Every line of the listing must be reproduced as it stands. Leave the images behind.

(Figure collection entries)
(begin)
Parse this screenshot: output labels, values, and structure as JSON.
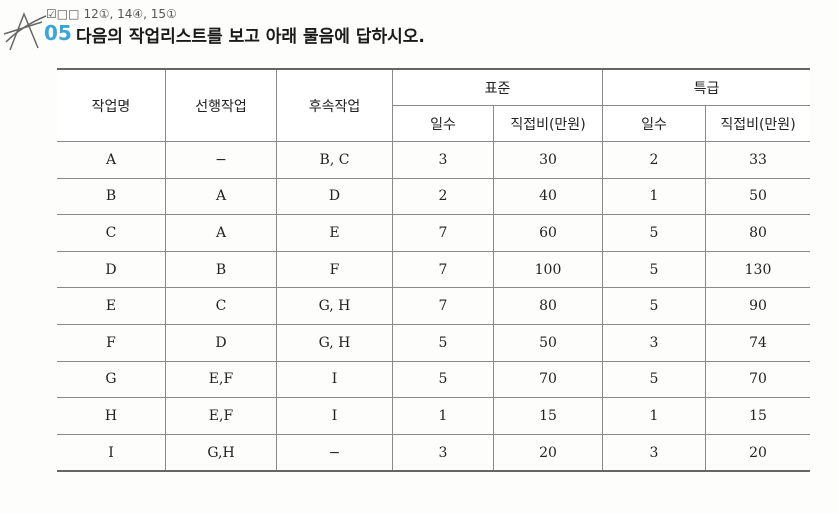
{
  "header": {
    "checkboxes": "☑□□",
    "exam_refs": "12①, 14④, 15①",
    "number": "05",
    "question": "다음의 작업리스트를 보고 아래 물음에 답하시오."
  },
  "table": {
    "headers": {
      "task": "작업명",
      "predecessor": "선행작업",
      "successor": "후속작업",
      "standard": "표준",
      "crash": "특급",
      "days": "일수",
      "cost": "직접비(만원)"
    },
    "rows": [
      [
        "A",
        "−",
        "B, C",
        "3",
        "30",
        "2",
        "33"
      ],
      [
        "B",
        "A",
        "D",
        "2",
        "40",
        "1",
        "50"
      ],
      [
        "C",
        "A",
        "E",
        "7",
        "60",
        "5",
        "80"
      ],
      [
        "D",
        "B",
        "F",
        "7",
        "100",
        "5",
        "130"
      ],
      [
        "E",
        "C",
        "G, H",
        "7",
        "80",
        "5",
        "90"
      ],
      [
        "F",
        "D",
        "G, H",
        "5",
        "50",
        "3",
        "74"
      ],
      [
        "G",
        "E,F",
        "I",
        "5",
        "70",
        "5",
        "70"
      ],
      [
        "H",
        "E,F",
        "I",
        "1",
        "15",
        "1",
        "15"
      ],
      [
        "I",
        "G,H",
        "−",
        "3",
        "20",
        "3",
        "20"
      ]
    ]
  },
  "colors": {
    "accent": "#3aa6d8"
  }
}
(end)
**Task output:**
Parse this screenshot: output labels, values, and structure as JSON.
{
  "header": {
    "checkboxes": "☑□□",
    "exam_refs": "12①, 14④, 15①",
    "number": "05",
    "question": "다음의 작업리스트를 보고 아래 물음에 답하시오."
  },
  "table": {
    "headers": {
      "task": "작업명",
      "predecessor": "선행작업",
      "successor": "후속작업",
      "standard": "표준",
      "crash": "특급",
      "days": "일수",
      "cost": "직접비(만원)"
    },
    "rows": [
      [
        "A",
        "−",
        "B, C",
        "3",
        "30",
        "2",
        "33"
      ],
      [
        "B",
        "A",
        "D",
        "2",
        "40",
        "1",
        "50"
      ],
      [
        "C",
        "A",
        "E",
        "7",
        "60",
        "5",
        "80"
      ],
      [
        "D",
        "B",
        "F",
        "7",
        "100",
        "5",
        "130"
      ],
      [
        "E",
        "C",
        "G, H",
        "7",
        "80",
        "5",
        "90"
      ],
      [
        "F",
        "D",
        "G, H",
        "5",
        "50",
        "3",
        "74"
      ],
      [
        "G",
        "E,F",
        "I",
        "5",
        "70",
        "5",
        "70"
      ],
      [
        "H",
        "E,F",
        "I",
        "1",
        "15",
        "1",
        "15"
      ],
      [
        "I",
        "G,H",
        "−",
        "3",
        "20",
        "3",
        "20"
      ]
    ]
  },
  "colors": {
    "accent": "#3aa6d8"
  }
}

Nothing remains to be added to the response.